PROBLEM TO WORK ON: Look for the string "name" in the lines and copy each line that has it.

══════

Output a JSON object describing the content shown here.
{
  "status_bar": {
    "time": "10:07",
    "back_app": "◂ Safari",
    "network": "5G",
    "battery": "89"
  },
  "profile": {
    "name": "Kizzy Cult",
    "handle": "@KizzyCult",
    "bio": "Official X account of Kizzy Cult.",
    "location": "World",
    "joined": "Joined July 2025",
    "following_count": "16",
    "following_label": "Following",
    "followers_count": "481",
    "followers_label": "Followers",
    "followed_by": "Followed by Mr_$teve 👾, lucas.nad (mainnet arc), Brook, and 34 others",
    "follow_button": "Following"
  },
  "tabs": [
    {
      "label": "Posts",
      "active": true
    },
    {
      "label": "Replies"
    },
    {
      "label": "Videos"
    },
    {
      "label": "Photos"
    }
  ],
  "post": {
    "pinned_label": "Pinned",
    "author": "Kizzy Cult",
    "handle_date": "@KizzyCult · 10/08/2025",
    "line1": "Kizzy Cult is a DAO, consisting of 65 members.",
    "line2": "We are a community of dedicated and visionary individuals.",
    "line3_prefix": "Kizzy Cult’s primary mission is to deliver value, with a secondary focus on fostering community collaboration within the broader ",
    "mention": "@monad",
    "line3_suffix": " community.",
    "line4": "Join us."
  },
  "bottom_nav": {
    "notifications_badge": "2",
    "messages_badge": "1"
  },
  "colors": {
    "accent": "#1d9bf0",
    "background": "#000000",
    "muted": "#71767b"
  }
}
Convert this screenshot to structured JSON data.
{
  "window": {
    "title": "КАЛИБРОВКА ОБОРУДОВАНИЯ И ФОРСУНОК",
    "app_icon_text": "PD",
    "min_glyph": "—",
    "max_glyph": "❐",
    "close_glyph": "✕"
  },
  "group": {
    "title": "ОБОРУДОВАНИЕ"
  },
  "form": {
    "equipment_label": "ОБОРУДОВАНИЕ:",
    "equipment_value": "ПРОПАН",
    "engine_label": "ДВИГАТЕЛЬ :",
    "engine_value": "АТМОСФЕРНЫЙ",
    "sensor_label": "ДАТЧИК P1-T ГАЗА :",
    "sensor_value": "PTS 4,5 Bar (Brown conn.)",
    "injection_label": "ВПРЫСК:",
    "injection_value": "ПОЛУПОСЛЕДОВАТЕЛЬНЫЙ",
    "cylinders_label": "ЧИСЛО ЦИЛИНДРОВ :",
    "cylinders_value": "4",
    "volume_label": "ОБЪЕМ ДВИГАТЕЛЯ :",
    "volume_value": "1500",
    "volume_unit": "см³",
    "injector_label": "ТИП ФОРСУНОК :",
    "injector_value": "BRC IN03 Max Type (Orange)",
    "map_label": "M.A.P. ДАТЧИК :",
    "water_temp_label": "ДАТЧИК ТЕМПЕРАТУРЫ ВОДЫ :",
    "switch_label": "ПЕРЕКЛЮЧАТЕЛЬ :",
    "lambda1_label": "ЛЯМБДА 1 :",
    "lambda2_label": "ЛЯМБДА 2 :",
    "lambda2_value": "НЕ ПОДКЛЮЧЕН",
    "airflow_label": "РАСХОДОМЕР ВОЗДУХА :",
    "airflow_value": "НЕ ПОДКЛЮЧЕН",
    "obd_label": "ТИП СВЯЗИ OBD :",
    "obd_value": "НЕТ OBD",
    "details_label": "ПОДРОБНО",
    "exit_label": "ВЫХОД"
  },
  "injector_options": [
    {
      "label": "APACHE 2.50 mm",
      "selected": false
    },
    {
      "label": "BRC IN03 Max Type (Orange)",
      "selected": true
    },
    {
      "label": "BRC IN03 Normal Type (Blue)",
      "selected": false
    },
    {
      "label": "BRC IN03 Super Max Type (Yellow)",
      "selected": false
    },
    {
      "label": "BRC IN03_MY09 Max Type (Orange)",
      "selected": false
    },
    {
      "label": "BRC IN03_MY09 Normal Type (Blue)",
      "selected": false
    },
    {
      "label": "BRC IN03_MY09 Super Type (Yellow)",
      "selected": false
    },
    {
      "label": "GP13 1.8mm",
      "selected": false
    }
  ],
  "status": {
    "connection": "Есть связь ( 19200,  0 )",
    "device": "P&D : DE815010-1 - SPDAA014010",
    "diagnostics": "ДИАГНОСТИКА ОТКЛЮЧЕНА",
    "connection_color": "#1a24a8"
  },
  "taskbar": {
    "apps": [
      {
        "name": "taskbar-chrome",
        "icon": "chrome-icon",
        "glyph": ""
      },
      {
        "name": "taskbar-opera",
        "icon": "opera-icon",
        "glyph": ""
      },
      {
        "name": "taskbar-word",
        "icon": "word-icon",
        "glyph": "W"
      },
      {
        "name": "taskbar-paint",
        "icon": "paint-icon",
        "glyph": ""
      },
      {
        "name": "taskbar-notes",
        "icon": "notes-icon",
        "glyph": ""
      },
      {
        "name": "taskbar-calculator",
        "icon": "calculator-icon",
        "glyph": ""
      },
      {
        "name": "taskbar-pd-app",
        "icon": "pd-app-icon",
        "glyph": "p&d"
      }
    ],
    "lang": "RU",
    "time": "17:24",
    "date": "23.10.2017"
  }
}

══════

RESULT OF THE EXERCISE:
    "name": "Kizzy Cult",
        "name": "taskbar-chrome",
        "name": "taskbar-opera",
        "name": "taskbar-word",
        "name": "taskbar-paint",
        "name": "taskbar-notes",
        "name": "taskbar-calculator",
        "name": "taskbar-pd-app",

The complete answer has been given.